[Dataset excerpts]
** start **

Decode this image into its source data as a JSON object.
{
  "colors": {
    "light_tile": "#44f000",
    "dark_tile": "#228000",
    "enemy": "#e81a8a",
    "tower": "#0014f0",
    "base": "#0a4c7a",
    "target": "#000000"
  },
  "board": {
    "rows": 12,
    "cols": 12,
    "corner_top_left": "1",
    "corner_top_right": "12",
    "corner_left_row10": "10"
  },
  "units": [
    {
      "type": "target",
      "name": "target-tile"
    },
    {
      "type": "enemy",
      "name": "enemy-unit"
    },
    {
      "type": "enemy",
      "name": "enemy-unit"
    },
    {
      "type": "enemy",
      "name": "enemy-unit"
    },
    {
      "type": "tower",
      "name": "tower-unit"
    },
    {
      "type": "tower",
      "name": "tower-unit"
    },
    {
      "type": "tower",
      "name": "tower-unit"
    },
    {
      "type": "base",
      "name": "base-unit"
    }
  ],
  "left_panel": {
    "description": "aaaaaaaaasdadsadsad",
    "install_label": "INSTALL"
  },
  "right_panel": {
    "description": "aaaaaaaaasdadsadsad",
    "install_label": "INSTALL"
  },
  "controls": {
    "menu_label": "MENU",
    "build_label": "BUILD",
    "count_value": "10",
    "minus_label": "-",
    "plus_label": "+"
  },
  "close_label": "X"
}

** end **

● **Exercise prompt**
The records above are to be copied in full, exactly as written.

● **Expected answer**
Decode this image into its source data as a JSON object.
{
  "colors": {
    "light_tile": "#44f000",
    "dark_tile": "#228000",
    "enemy": "#e81a8a",
    "tower": "#0014f0",
    "base": "#0a4c7a",
    "target": "#000000"
  },
  "board": {
    "rows": 12,
    "cols": 12,
    "corner_top_left": "1",
    "corner_top_right": "12",
    "corner_left_row10": "10"
  },
  "units": [
    {
      "type": "target",
      "name": "target-tile"
    },
    {
      "type": "enemy",
      "name": "enemy-unit"
    },
    {
      "type": "enemy",
      "name": "enemy-unit"
    },
    {
      "type": "enemy",
      "name": "enemy-unit"
    },
    {
      "type": "tower",
      "name": "tower-unit"
    },
    {
      "type": "tower",
      "name": "tower-unit"
    },
    {
      "type": "tower",
      "name": "tower-unit"
    },
    {
      "type": "base",
      "name": "base-unit"
    }
  ],
  "left_panel": {
    "description": "aaaaaaaaasdadsadsad",
    "install_label": "INSTALL"
  },
  "right_panel": {
    "description": "aaaaaaaaasdadsadsad",
    "install_label": "INSTALL"
  },
  "controls": {
    "menu_label": "MENU",
    "build_label": "BUILD",
    "count_value": "10",
    "minus_label": "-",
    "plus_label": "+"
  },
  "close_label": "X"
}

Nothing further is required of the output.